Labeled box entries:
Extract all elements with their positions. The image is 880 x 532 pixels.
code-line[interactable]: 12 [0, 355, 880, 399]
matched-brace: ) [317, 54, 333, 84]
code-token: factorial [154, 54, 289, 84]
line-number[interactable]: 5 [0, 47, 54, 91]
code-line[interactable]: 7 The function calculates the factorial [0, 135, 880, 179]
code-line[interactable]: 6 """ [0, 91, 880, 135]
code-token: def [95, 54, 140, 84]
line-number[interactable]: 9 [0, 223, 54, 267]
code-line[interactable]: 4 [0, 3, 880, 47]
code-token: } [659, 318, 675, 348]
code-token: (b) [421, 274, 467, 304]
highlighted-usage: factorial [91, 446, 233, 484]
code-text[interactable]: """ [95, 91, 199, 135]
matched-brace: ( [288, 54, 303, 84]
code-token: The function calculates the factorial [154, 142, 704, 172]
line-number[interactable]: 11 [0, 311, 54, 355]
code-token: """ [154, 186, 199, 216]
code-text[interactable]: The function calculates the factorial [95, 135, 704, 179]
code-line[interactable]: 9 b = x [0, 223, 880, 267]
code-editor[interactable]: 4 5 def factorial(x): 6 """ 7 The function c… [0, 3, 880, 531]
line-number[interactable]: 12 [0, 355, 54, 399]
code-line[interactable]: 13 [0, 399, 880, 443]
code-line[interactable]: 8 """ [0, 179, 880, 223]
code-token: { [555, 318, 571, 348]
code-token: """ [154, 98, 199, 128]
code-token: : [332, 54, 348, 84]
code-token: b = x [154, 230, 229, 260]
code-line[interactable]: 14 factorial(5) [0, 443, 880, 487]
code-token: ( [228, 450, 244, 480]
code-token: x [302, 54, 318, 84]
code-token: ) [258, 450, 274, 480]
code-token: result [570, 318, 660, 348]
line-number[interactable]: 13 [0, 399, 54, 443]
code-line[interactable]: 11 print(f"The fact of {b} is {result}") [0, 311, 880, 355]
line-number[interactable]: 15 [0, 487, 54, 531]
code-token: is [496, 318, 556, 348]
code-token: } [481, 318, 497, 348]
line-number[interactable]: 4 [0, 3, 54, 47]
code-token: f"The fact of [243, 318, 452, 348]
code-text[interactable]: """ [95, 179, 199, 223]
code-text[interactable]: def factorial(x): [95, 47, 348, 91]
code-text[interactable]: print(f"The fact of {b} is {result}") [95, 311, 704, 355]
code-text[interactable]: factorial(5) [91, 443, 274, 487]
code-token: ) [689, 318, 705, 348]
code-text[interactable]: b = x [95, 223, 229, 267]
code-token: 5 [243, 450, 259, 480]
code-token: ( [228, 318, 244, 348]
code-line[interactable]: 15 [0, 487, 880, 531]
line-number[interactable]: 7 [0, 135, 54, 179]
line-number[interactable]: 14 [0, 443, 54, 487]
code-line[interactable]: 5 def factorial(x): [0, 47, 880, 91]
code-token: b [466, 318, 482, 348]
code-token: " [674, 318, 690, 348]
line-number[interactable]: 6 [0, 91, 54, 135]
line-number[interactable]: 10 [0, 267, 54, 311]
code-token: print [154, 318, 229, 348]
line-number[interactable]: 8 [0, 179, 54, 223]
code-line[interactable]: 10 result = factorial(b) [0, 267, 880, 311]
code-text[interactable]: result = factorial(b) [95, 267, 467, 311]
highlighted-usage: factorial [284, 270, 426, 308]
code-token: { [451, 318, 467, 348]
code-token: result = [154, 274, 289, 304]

#### [JOB]
Copy out each line of the entries above verbatim.

#### [SOLUTION FOR THIS TASK]
Extract all elements with their positions. The image is 880 x 532 pixels.
code-line[interactable]: 12 [0, 355, 880, 399]
matched-brace: ) [317, 54, 333, 84]
code-token: factorial [154, 54, 289, 84]
line-number[interactable]: 5 [0, 47, 54, 91]
code-line[interactable]: 7 The function calculates the factorial [0, 135, 880, 179]
code-line[interactable]: 6 """ [0, 91, 880, 135]
code-token: def [95, 54, 140, 84]
line-number[interactable]: 9 [0, 223, 54, 267]
code-line[interactable]: 4 [0, 3, 880, 47]
code-token: } [659, 318, 675, 348]
code-token: (b) [421, 274, 467, 304]
highlighted-usage: factorial [91, 446, 233, 484]
code-text[interactable]: """ [95, 91, 199, 135]
matched-brace: ( [288, 54, 303, 84]
code-token: The function calculates the factorial [154, 142, 704, 172]
line-number[interactable]: 11 [0, 311, 54, 355]
code-token: """ [154, 186, 199, 216]
code-text[interactable]: The function calculates the factorial [95, 135, 704, 179]
code-line[interactable]: 9 b = x [0, 223, 880, 267]
code-editor[interactable]: 4 5 def factorial(x): 6 """ 7 The function c… [0, 3, 880, 531]
line-number[interactable]: 12 [0, 355, 54, 399]
code-line[interactable]: 13 [0, 399, 880, 443]
code-line[interactable]: 8 """ [0, 179, 880, 223]
code-token: { [555, 318, 571, 348]
code-token: """ [154, 98, 199, 128]
code-token: : [332, 54, 348, 84]
code-token: b = x [154, 230, 229, 260]
code-line[interactable]: 14 factorial(5) [0, 443, 880, 487]
code-token: ( [228, 450, 244, 480]
code-token: x [302, 54, 318, 84]
code-token: ) [258, 450, 274, 480]
code-token: result [570, 318, 660, 348]
line-number[interactable]: 13 [0, 399, 54, 443]
code-line[interactable]: 11 print(f"The fact of {b} is {result}") [0, 311, 880, 355]
line-number[interactable]: 15 [0, 487, 54, 531]
code-token: is [496, 318, 556, 348]
code-token: } [481, 318, 497, 348]
line-number[interactable]: 4 [0, 3, 54, 47]
code-token: f"The fact of [243, 318, 452, 348]
code-text[interactable]: """ [95, 179, 199, 223]
code-text[interactable]: def factorial(x): [95, 47, 348, 91]
code-text[interactable]: print(f"The fact of {b} is {result}") [95, 311, 704, 355]
code-text[interactable]: factorial(5) [91, 443, 274, 487]
code-token: ) [689, 318, 705, 348]
code-text[interactable]: b = x [95, 223, 229, 267]
code-token: 5 [243, 450, 259, 480]
code-token: ( [228, 318, 244, 348]
code-line[interactable]: 15 [0, 487, 880, 531]
line-number[interactable]: 7 [0, 135, 54, 179]
line-number[interactable]: 14 [0, 443, 54, 487]
code-line[interactable]: 5 def factorial(x): [0, 47, 880, 91]
code-token: b [466, 318, 482, 348]
code-token: " [674, 318, 690, 348]
line-number[interactable]: 6 [0, 91, 54, 135]
line-number[interactable]: 10 [0, 267, 54, 311]
code-token: print [154, 318, 229, 348]
line-number[interactable]: 8 [0, 179, 54, 223]
code-line[interactable]: 10 result = factorial(b) [0, 267, 880, 311]
code-text[interactable]: result = factorial(b) [95, 267, 467, 311]
highlighted-usage: factorial [284, 270, 426, 308]
code-token: { [451, 318, 467, 348]
code-token: result = [154, 274, 289, 304]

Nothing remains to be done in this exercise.